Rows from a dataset
•••

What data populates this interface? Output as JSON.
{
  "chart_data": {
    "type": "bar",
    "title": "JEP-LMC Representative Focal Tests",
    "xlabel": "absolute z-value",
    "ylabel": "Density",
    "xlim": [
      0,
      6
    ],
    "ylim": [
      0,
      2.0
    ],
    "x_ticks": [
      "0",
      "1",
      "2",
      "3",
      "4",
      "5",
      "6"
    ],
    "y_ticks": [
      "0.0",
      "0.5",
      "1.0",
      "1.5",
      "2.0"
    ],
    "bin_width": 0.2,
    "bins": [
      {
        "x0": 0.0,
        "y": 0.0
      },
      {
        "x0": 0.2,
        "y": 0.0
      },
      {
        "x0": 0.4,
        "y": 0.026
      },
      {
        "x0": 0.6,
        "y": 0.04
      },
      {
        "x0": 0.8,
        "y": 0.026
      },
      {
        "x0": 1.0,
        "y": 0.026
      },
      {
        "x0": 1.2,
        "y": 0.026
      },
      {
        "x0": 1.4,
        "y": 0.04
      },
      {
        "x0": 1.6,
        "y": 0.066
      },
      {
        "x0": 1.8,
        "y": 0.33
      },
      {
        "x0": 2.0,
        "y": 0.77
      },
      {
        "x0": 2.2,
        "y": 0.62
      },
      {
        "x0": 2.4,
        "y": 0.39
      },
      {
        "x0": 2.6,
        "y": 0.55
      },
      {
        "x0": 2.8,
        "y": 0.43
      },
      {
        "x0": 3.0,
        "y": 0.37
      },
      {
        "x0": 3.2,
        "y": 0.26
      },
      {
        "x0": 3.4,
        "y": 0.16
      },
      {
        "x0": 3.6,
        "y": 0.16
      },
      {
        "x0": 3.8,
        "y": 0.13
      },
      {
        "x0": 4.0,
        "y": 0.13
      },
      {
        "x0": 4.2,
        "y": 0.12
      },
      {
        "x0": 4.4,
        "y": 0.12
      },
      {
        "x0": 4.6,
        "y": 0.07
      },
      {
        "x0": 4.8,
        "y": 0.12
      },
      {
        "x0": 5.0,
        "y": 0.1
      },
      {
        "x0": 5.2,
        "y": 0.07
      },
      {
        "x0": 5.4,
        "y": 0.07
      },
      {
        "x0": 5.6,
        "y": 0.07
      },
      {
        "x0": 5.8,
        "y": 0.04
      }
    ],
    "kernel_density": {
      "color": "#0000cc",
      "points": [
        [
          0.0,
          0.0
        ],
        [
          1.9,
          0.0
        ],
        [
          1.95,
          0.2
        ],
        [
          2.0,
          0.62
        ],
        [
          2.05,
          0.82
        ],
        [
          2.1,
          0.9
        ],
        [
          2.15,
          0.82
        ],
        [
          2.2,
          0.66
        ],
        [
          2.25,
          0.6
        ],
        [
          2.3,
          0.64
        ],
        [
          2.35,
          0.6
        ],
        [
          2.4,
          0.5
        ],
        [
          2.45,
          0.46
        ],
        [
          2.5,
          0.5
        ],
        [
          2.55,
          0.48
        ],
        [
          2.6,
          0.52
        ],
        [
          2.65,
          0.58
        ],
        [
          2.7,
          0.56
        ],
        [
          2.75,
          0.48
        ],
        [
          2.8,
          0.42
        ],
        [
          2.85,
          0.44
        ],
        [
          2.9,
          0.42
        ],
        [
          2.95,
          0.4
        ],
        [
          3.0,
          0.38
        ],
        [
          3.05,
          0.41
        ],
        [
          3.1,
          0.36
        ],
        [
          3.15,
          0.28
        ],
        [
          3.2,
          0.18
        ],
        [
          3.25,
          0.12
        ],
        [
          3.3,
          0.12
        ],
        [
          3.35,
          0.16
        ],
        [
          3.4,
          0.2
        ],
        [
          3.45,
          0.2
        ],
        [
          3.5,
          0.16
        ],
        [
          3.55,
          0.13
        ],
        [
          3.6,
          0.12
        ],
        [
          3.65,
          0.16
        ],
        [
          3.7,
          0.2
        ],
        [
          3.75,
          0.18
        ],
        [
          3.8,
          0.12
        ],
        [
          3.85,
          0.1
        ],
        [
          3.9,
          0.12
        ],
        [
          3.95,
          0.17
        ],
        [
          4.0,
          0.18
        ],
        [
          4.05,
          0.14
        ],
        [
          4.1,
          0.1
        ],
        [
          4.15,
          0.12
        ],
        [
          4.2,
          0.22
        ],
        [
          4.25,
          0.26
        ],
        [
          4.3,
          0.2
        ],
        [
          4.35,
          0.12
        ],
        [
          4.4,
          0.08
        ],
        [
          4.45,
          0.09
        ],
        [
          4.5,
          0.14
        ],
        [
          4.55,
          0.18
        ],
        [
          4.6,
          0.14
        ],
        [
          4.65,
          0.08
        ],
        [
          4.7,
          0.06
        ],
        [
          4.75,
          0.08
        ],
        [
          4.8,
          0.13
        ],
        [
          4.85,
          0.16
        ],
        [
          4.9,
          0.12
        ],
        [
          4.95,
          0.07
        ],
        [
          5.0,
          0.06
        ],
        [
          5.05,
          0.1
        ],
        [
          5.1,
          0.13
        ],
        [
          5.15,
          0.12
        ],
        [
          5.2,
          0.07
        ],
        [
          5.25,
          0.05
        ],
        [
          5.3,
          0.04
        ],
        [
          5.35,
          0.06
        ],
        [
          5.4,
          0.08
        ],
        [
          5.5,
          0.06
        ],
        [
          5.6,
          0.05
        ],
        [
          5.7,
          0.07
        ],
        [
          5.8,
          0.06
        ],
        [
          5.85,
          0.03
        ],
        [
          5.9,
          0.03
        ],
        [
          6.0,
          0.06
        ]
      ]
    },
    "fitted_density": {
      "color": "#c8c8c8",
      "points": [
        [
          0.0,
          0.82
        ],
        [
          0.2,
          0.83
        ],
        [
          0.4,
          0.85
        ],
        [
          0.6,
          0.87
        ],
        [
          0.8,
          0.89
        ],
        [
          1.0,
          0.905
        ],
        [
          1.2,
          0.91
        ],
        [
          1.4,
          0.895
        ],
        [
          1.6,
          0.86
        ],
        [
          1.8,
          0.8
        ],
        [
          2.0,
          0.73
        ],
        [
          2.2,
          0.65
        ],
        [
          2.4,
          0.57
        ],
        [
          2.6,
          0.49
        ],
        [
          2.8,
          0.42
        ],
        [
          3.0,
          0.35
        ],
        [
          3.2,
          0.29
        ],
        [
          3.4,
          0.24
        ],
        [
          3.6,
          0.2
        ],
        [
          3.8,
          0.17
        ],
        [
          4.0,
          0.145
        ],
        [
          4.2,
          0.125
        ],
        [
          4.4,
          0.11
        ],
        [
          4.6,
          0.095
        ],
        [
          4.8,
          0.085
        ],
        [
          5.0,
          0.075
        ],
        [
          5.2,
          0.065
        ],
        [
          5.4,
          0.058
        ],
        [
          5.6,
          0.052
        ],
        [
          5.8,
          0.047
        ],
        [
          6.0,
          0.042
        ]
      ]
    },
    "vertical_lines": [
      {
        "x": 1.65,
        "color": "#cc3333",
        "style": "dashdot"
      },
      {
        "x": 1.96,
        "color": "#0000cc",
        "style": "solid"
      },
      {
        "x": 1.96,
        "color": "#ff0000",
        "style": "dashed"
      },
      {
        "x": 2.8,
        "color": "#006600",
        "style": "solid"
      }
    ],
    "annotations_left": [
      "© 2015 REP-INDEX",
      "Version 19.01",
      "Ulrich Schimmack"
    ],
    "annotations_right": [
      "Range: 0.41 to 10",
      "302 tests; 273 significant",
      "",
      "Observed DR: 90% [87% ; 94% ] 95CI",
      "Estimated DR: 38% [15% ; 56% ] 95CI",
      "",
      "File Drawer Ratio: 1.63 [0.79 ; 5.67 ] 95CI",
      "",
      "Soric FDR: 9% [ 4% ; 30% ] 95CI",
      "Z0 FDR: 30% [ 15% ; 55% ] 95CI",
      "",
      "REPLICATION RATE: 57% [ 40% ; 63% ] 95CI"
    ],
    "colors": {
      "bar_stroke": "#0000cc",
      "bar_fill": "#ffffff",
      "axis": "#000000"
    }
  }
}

•••

EXERCISE AIM: Search the listing for the word "style". Copy every line in which it occurs.

RESULT:
        "style": "dashdot"
        "style": "solid"
        "style": "dashed"
        "style": "solid"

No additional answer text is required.